**What you will do:** Find the lines in these entries that include the word "полимеров" and state how many there are, with no other words.

------ The data ------

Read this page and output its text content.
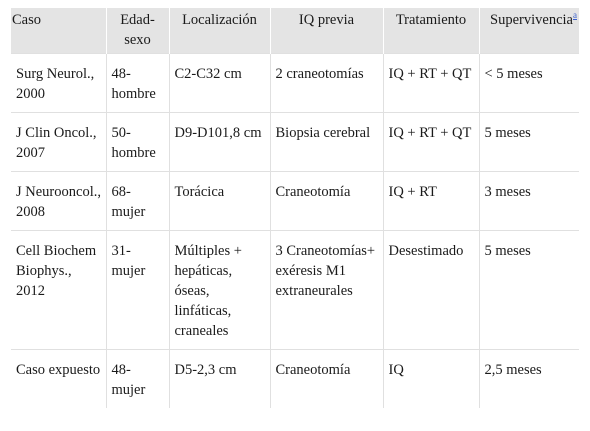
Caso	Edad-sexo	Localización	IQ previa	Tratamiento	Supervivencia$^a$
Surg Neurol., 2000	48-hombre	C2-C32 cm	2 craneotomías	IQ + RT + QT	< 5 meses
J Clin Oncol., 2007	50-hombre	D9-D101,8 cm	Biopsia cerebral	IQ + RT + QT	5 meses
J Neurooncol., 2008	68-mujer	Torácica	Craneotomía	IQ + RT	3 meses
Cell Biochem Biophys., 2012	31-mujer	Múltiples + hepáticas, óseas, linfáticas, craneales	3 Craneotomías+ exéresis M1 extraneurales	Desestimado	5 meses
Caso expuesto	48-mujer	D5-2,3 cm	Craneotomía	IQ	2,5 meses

------
------ The data ------

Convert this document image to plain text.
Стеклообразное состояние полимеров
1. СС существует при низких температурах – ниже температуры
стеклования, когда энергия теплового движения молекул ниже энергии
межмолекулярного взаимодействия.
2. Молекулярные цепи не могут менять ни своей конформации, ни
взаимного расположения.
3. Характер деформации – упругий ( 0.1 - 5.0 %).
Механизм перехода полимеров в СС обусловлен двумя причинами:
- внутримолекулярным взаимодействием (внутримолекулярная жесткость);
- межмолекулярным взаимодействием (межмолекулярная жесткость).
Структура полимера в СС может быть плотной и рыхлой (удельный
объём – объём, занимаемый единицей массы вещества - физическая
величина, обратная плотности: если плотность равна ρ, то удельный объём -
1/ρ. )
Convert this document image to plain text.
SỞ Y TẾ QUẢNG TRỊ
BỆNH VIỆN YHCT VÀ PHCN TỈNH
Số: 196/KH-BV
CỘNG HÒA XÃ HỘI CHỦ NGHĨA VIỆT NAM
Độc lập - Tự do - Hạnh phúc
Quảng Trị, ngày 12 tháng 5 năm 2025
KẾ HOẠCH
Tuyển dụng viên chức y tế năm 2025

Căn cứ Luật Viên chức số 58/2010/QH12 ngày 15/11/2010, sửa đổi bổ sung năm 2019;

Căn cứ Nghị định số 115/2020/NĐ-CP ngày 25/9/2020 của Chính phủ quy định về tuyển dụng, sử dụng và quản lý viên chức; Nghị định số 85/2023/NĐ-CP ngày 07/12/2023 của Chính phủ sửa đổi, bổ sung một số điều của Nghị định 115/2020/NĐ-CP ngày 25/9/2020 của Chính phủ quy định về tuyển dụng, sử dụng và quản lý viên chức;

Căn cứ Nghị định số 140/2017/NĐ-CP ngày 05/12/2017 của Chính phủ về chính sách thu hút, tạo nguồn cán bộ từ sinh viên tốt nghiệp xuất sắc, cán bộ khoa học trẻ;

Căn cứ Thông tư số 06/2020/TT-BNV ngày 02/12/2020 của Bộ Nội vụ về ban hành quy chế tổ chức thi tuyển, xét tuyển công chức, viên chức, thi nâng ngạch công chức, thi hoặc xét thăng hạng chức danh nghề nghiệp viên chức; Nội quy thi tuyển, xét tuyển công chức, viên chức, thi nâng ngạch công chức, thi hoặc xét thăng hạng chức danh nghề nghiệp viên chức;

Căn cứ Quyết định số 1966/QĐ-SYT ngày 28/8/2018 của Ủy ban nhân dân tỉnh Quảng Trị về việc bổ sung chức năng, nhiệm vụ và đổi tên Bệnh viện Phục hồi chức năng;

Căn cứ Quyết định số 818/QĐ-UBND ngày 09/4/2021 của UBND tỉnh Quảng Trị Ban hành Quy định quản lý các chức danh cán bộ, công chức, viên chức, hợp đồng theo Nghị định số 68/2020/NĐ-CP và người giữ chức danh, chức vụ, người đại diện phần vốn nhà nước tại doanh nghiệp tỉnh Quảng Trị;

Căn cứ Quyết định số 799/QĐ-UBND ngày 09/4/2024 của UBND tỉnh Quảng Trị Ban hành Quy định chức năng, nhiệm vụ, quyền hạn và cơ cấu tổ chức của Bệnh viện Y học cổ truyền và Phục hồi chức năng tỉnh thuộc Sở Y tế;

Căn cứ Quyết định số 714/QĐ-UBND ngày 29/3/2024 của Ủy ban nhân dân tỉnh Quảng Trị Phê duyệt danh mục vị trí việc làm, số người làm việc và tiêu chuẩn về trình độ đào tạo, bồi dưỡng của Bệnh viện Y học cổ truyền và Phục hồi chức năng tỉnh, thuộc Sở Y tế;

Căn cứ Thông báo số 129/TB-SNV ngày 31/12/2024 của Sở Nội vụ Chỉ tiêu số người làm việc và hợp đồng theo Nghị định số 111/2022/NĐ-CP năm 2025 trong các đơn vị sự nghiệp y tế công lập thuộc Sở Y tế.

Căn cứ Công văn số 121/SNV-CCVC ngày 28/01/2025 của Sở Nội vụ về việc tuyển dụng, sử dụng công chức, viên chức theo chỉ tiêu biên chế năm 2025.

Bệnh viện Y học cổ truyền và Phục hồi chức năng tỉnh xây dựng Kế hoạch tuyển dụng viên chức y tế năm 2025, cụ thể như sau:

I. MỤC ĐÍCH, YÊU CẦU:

------
------ The data ------

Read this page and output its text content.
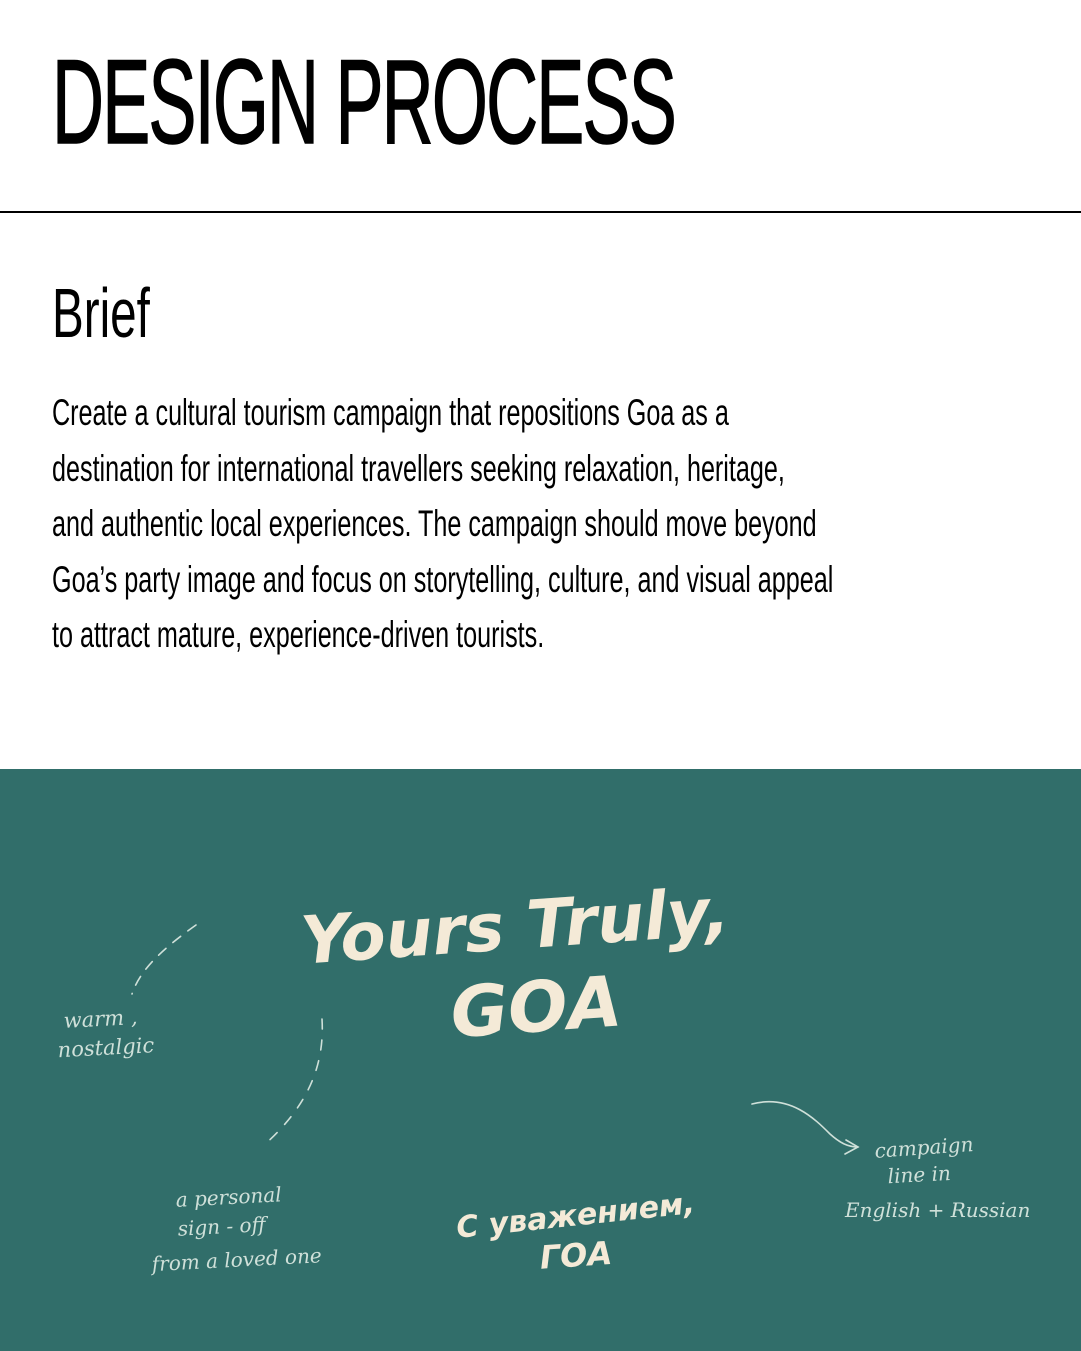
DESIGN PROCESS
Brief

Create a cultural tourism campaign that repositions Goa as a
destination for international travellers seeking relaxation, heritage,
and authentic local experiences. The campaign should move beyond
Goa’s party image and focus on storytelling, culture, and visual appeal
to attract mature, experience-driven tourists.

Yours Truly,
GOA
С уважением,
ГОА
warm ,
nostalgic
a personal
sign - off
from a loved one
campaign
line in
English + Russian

------

**Written response:** 2